Task
Omit every picture and output the rest of the records exactly as they are.

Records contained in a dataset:
━━━━━━
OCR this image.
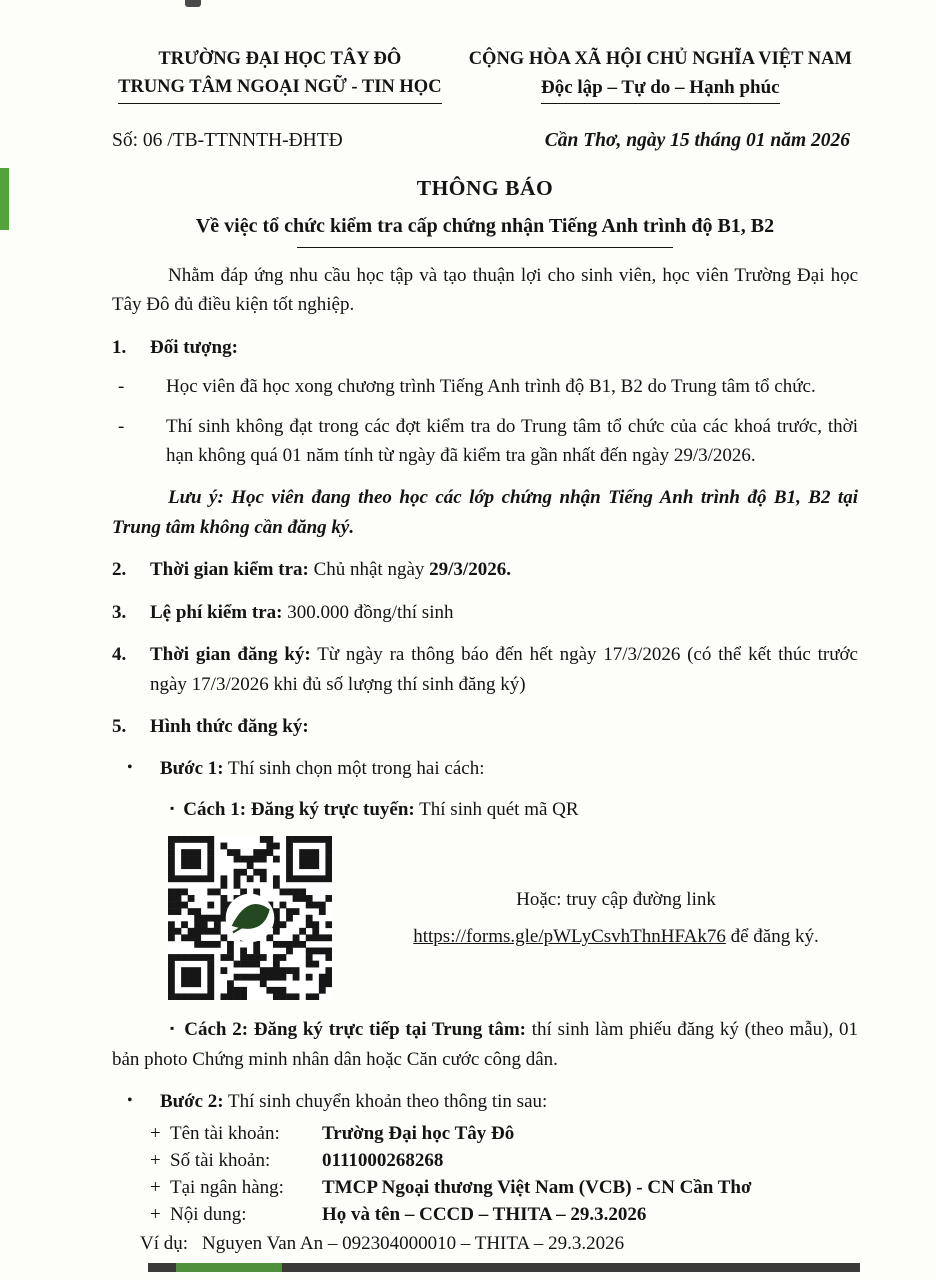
TRƯỜNG ĐẠI HỌC TÂY ĐÔ
TRUNG TÂM NGOẠI NGỮ - TIN HỌC
CỘNG HÒA XÃ HỘI CHỦ NGHĨA VIỆT NAM
Độc lập – Tự do – Hạnh phúc
Số: 06 /TB-TTNNTH-ĐHTĐ	Cần Thơ, ngày 15 tháng 01 năm 2026
THÔNG BÁO
Về việc tổ chức kiểm tra cấp chứng nhận Tiếng Anh trình độ B1, B2

Nhằm đáp ứng nhu cầu học tập và tạo thuận lợi cho sinh viên, học viên Trường Đại học Tây Đô đủ điều kiện tốt nghiệp.

1.	Đối tượng:
- Học viên đã học xong chương trình Tiếng Anh trình độ B1, B2 do Trung tâm tổ chức.
- Thí sinh không đạt trong các đợt kiểm tra do Trung tâm tổ chức của các khoá trước, thời hạn không quá 01 năm tính từ ngày đã kiểm tra gần nhất đến ngày 29/3/2026.

Lưu ý: Học viên đang theo học các lớp chứng nhận Tiếng Anh trình độ B1, B2 tại Trung tâm không cần đăng ký.

2.	Thời gian kiểm tra: Chủ nhật ngày 29/3/2026.
3.	Lệ phí kiểm tra: 300.000 đồng/thí sinh
4.	Thời gian đăng ký: Từ ngày ra thông báo đến hết ngày 17/3/2026 (có thể kết thúc trước ngày 17/3/2026 khi đủ số lượng thí sinh đăng ký)
5.	Hình thức đăng ký:
• Bước 1: Thí sinh chọn một trong hai cách:
▪ Cách 1: Đăng ký trực tuyến: Thí sinh quét mã QR
Hoặc: truy cập đường link
https://forms.gle/pWLyCsvhThnHFAk76 để đăng ký.

▪ Cách 2: Đăng ký trực tiếp tại Trung tâm: thí sinh làm phiếu đăng ký (theo mẫu), 01 bản photo Chứng minh nhân dân hoặc Căn cước công dân.

• Bước 2: Thí sinh chuyển khoản theo thông tin sau:
+ Tên tài khoản:	Trường Đại học Tây Đô
+ Số tài khoản:	0111000268268
+ Tại ngân hàng:	TMCP Ngoại thương Việt Nam (VCB) - CN Cần Thơ
+ Nội dung:	Họ và tên – CCCD – THITA – 29.3.2026
Ví dụ: Nguyen Van An – 092304000010 – THITA – 29.3.2026
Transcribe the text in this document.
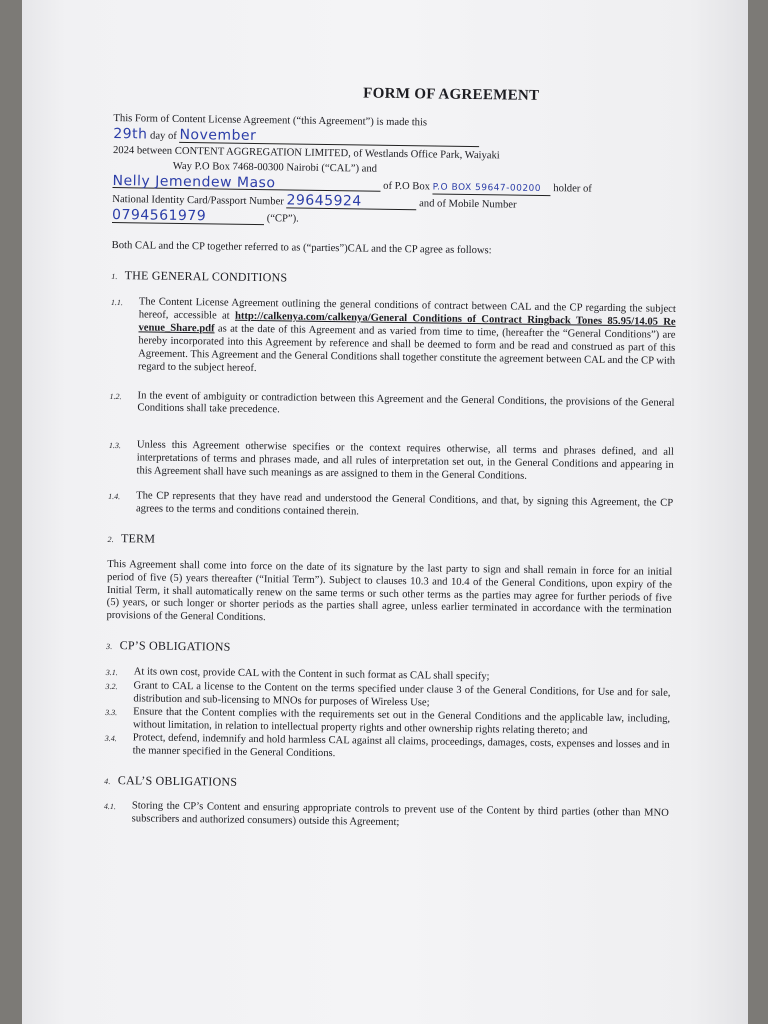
FORM OF AGREEMENT

This Form of Content License Agreement (“this Agreement”) is made this

29th day of November

2024 between CONTENT AGGREGATION LIMITED, of Westlands Office Park, Waiyaki

Way P.O Box 7468-00300 Nairobi (“CAL”) and

Nelly Jemendew Maso	of P.O Box P.O BOX 59647-00200 holder of

National Identity Card/Passport Number 29645924	and of Mobile Number

0794561979	(“CP”).

Both CAL and the CP together referred to as (“parties”)CAL and the CP agree as follows:

1. THE GENERAL CONDITIONS
1.1.	The Content License Agreement outlining the general conditions of contract between CAL and the CP regarding the subject hereof, accessible at http://calkenya.com/calkenya/General Conditions of Contract Ringback Tones 85.95/14.05 Re venue_Share.pdf as at the date of this Agreement and as varied from time to time, (hereafter the “General Conditions”) are hereby incorporated into this Agreement by reference and shall be deemed to form and be read and construed as part of this Agreement. This Agreement and the General Conditions shall together constitute the agreement between CAL and the CP with regard to the subject hereof.
1.2.	In the event of ambiguity or contradiction between this Agreement and the General Conditions, the provisions of the General Conditions shall take precedence.
1.3.	Unless this Agreement otherwise specifies or the context requires otherwise, all terms and phrases defined, and all interpretations of terms and phrases made, and all rules of interpretation set out, in the General Conditions and appearing in this Agreement shall have such meanings as are assigned to them in the General Conditions.
1.4.	The CP represents that they have read and understood the General Conditions, and that, by signing this Agreement, the CP agrees to the terms and conditions contained therein.
2. TERM

This Agreement shall come into force on the date of its signature by the last party to sign and shall remain in force for an initial period of five (5) years thereafter (“Initial Term”). Subject to clauses 10.3 and 10.4 of the General Conditions, upon expiry of the Initial Term, it shall automatically renew on the same terms or such other terms as the parties may agree for further periods of five (5) years, or such longer or shorter periods as the parties shall agree, unless earlier terminated in accordance with the termination provisions of the General Conditions.

3. CP’S OBLIGATIONS
3.1.	At its own cost, provide CAL with the Content in such format as CAL shall specify;
3.2.	Grant to CAL a license to the Content on the terms specified under clause 3 of the General Conditions, for Use and for sale, distribution and sub-licensing to MNOs for purposes of Wireless Use;
3.3.	Ensure that the Content complies with the requirements set out in the General Conditions and the applicable law, including, without limitation, in relation to intellectual property rights and other ownership rights relating thereto; and
3.4.	Protect, defend, indemnify and hold harmless CAL against all claims, proceedings, damages, costs, expenses and losses and in the manner specified in the General Conditions.
4. CAL’S OBLIGATIONS
4.1.	Storing the CP’s Content and ensuring appropriate controls to prevent use of the Content by third parties (other than MNO subscribers and authorized consumers) outside this Agreement;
━━━━━━
Completed exercise
OCR this image.
TRƯỜNG ĐẠI HỌC TÂY ĐÔ
TRUNG TÂM NGOẠI NGỮ - TIN HỌC
CỘNG HÒA XÃ HỘI CHỦ NGHĨA VIỆT NAM
Độc lập – Tự do – Hạnh phúc
Số: 06 /TB-TTNNTH-ĐHTĐ	Cần Thơ, ngày 15 tháng 01 năm 2026
THÔNG BÁO
Về việc tổ chức kiểm tra cấp chứng nhận Tiếng Anh trình độ B1, B2

Nhằm đáp ứng nhu cầu học tập và tạo thuận lợi cho sinh viên, học viên Trường Đại học Tây Đô đủ điều kiện tốt nghiệp.

1.	Đối tượng:
- Học viên đã học xong chương trình Tiếng Anh trình độ B1, B2 do Trung tâm tổ chức.
- Thí sinh không đạt trong các đợt kiểm tra do Trung tâm tổ chức của các khoá trước, thời hạn không quá 01 năm tính từ ngày đã kiểm tra gần nhất đến ngày 29/3/2026.

Lưu ý: Học viên đang theo học các lớp chứng nhận Tiếng Anh trình độ B1, B2 tại Trung tâm không cần đăng ký.

2.	Thời gian kiểm tra: Chủ nhật ngày 29/3/2026.
3.	Lệ phí kiểm tra: 300.000 đồng/thí sinh
4.	Thời gian đăng ký: Từ ngày ra thông báo đến hết ngày 17/3/2026 (có thể kết thúc trước ngày 17/3/2026 khi đủ số lượng thí sinh đăng ký)
5.	Hình thức đăng ký:
• Bước 1: Thí sinh chọn một trong hai cách:
▪ Cách 1: Đăng ký trực tuyến: Thí sinh quét mã QR
Hoặc: truy cập đường link
https://forms.gle/pWLyCsvhThnHFAk76 để đăng ký.

▪ Cách 2: Đăng ký trực tiếp tại Trung tâm: thí sinh làm phiếu đăng ký (theo mẫu), 01 bản photo Chứng minh nhân dân hoặc Căn cước công dân.

• Bước 2: Thí sinh chuyển khoản theo thông tin sau:
+ Tên tài khoản:	Trường Đại học Tây Đô
+ Số tài khoản:	0111000268268
+ Tại ngân hàng:	TMCP Ngoại thương Việt Nam (VCB) - CN Cần Thơ
+ Nội dung:	Họ và tên – CCCD – THITA – 29.3.2026
Ví dụ: Nguyen Van An – 092304000010 – THITA – 29.3.2026
Transcribe the text in this document.
FORM OF AGREEMENT

This Form of Content License Agreement (“this Agreement”) is made this

29th day of November

2024 between CONTENT AGGREGATION LIMITED, of Westlands Office Park, Waiyaki

Way P.O Box 7468-00300 Nairobi (“CAL”) and

Nelly Jemendew Maso	of P.O Box P.O BOX 59647-00200 holder of

National Identity Card/Passport Number 29645924	and of Mobile Number

0794561979	(“CP”).

Both CAL and the CP together referred to as (“parties”)CAL and the CP agree as follows:

1. THE GENERAL CONDITIONS
1.1.	The Content License Agreement outlining the general conditions of contract between CAL and the CP regarding the subject hereof, accessible at http://calkenya.com/calkenya/General Conditions of Contract Ringback Tones 85.95/14.05 Re venue_Share.pdf as at the date of this Agreement and as varied from time to time, (hereafter the “General Conditions”) are hereby incorporated into this Agreement by reference and shall be deemed to form and be read and construed as part of this Agreement. This Agreement and the General Conditions shall together constitute the agreement between CAL and the CP with regard to the subject hereof.
1.2.	In the event of ambiguity or contradiction between this Agreement and the General Conditions, the provisions of the General Conditions shall take precedence.
1.3.	Unless this Agreement otherwise specifies or the context requires otherwise, all terms and phrases defined, and all interpretations of terms and phrases made, and all rules of interpretation set out, in the General Conditions and appearing in this Agreement shall have such meanings as are assigned to them in the General Conditions.
1.4.	The CP represents that they have read and understood the General Conditions, and that, by signing this Agreement, the CP agrees to the terms and conditions contained therein.
2. TERM

This Agreement shall come into force on the date of its signature by the last party to sign and shall remain in force for an initial period of five (5) years thereafter (“Initial Term”). Subject to clauses 10.3 and 10.4 of the General Conditions, upon expiry of the Initial Term, it shall automatically renew on the same terms or such other terms as the parties may agree for further periods of five (5) years, or such longer or shorter periods as the parties shall agree, unless earlier terminated in accordance with the termination provisions of the General Conditions.

3. CP’S OBLIGATIONS
3.1.	At its own cost, provide CAL with the Content in such format as CAL shall specify;
3.2.	Grant to CAL a license to the Content on the terms specified under clause 3 of the General Conditions, for Use and for sale, distribution and sub-licensing to MNOs for purposes of Wireless Use;
3.3.	Ensure that the Content complies with the requirements set out in the General Conditions and the applicable law, including, without limitation, in relation to intellectual property rights and other ownership rights relating thereto; and
3.4.	Protect, defend, indemnify and hold harmless CAL against all claims, proceedings, damages, costs, expenses and losses and in the manner specified in the General Conditions.
4. CAL’S OBLIGATIONS
4.1.	Storing the CP’s Content and ensuring appropriate controls to prevent use of the Content by third parties (other than MNO subscribers and authorized consumers) outside this Agreement;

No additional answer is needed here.